- _Exercise requirements_
Search the listing below for the string "dafür" and copy every line where it occurs.

Stored items from a collection:
-- START --
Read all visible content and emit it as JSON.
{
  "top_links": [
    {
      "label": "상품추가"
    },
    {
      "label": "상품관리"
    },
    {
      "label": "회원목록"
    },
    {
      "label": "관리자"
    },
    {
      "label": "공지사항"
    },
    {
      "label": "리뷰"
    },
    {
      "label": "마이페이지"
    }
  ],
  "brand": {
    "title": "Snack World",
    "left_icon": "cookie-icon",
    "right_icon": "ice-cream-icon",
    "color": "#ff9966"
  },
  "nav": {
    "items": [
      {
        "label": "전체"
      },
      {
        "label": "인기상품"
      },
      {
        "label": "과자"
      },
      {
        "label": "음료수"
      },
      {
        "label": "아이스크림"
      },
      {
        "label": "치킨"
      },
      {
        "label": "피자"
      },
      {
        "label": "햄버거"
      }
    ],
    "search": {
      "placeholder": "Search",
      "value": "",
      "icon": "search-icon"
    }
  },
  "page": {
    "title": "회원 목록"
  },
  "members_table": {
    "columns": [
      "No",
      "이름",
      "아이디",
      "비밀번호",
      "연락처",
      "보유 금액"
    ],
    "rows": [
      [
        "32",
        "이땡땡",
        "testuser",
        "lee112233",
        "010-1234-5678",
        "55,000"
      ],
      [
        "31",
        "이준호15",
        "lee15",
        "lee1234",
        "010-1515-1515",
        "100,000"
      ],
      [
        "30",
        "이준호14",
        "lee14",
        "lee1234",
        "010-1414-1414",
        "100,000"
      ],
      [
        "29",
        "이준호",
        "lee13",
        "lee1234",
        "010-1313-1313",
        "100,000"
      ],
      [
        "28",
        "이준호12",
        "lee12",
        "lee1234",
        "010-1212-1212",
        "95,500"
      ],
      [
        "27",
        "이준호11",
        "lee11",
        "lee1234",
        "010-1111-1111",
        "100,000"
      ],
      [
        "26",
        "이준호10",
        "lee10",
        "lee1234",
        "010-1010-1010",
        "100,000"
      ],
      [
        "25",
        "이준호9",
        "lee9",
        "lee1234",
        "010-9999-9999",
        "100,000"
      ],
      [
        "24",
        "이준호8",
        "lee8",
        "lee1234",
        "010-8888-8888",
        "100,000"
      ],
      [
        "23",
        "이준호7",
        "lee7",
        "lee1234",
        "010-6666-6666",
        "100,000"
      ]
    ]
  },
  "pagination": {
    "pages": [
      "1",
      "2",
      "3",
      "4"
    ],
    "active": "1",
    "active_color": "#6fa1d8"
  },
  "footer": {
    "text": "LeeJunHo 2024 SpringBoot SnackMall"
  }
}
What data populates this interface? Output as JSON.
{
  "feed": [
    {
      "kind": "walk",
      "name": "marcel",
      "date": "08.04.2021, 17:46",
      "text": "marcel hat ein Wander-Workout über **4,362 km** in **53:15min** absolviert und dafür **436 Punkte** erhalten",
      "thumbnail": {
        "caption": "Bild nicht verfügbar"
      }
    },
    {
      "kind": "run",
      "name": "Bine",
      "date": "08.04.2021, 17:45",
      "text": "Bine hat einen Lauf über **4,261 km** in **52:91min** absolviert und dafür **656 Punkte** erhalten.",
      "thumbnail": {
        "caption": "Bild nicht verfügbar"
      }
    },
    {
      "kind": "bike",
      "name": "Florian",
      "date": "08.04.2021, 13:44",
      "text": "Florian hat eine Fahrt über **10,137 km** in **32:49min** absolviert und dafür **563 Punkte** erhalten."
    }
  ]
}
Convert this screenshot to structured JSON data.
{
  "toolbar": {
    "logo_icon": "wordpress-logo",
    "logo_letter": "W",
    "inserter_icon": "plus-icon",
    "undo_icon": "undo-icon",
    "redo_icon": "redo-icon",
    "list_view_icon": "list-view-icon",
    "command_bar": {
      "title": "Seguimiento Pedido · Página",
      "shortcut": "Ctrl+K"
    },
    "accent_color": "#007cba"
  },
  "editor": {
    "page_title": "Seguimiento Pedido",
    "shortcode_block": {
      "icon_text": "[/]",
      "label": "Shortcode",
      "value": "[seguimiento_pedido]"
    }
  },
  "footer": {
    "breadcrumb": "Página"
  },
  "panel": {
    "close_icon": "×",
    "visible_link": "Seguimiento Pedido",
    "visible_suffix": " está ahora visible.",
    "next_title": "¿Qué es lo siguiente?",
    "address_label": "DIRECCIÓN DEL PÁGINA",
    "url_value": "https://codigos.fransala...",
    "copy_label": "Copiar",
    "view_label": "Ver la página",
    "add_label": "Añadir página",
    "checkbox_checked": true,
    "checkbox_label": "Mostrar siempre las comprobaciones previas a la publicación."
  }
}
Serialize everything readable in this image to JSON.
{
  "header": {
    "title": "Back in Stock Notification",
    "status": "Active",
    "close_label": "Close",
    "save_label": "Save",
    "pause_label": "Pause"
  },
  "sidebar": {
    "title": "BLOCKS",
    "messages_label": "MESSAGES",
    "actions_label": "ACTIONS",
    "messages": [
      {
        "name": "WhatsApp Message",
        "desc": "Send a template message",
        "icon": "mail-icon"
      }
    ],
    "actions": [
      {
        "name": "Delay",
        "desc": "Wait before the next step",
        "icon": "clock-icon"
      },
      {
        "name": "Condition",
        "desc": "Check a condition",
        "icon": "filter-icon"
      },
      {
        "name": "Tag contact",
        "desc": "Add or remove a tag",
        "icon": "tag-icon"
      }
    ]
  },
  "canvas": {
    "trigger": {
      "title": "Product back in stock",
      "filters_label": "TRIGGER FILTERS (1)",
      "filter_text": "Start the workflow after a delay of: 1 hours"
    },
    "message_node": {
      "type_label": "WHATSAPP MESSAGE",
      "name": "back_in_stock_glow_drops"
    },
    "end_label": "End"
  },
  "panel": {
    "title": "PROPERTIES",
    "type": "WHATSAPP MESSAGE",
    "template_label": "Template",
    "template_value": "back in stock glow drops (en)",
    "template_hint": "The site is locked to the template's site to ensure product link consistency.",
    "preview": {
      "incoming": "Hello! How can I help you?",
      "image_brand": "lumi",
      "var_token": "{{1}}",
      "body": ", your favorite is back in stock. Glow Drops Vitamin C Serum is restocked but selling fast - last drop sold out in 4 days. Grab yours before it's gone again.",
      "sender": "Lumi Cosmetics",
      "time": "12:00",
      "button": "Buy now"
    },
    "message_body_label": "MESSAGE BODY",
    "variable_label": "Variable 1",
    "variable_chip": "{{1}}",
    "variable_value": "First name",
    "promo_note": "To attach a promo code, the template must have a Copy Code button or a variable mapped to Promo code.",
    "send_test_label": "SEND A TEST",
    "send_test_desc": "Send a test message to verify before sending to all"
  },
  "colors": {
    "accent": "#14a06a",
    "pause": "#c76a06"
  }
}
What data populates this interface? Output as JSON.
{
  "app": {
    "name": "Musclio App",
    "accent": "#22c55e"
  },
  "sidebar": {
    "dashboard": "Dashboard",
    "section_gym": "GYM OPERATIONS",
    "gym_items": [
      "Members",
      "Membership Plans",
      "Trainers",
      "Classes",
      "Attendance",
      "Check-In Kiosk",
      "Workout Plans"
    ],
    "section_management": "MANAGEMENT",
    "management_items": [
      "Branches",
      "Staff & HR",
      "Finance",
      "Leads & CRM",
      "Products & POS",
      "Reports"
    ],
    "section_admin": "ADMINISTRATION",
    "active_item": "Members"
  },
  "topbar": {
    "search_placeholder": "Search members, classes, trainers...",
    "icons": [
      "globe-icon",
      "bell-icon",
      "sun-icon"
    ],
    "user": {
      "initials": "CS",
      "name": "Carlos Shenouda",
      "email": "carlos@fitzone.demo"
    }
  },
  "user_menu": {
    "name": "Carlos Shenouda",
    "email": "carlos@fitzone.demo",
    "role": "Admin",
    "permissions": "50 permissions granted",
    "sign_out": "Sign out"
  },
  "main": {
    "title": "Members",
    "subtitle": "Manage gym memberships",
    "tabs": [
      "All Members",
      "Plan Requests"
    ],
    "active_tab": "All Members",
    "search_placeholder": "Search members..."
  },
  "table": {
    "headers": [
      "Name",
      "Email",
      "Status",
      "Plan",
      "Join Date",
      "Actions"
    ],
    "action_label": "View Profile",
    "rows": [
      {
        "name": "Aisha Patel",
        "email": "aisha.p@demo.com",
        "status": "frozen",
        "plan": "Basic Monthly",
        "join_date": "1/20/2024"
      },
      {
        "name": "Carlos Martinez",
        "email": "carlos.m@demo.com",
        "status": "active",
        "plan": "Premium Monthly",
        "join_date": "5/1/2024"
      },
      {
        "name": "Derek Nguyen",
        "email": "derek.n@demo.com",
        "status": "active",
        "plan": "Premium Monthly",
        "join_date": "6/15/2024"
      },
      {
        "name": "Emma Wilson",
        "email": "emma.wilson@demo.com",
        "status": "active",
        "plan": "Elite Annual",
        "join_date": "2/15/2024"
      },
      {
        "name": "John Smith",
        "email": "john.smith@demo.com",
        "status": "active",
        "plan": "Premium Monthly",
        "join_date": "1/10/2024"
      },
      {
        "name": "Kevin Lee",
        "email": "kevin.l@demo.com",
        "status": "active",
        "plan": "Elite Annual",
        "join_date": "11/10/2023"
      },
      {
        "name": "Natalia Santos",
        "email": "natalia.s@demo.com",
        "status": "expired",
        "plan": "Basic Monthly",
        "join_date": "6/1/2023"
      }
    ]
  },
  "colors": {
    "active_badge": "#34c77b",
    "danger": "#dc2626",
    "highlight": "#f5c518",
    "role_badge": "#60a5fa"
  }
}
-- END --
- _The answer_
      "text": "marcel hat ein Wander-Workout über **4,362 km** in **53:15min** absolviert und dafür **436 Punkte** erhalten",
      "text": "Bine hat einen Lauf über **4,261 km** in **52:91min** absolviert und dafür **656 Punkte** erhalten.",
      "text": "Florian hat eine Fahrt über **10,137 km** in **32:49min** absolviert und dafür **563 Punkte** erhalten."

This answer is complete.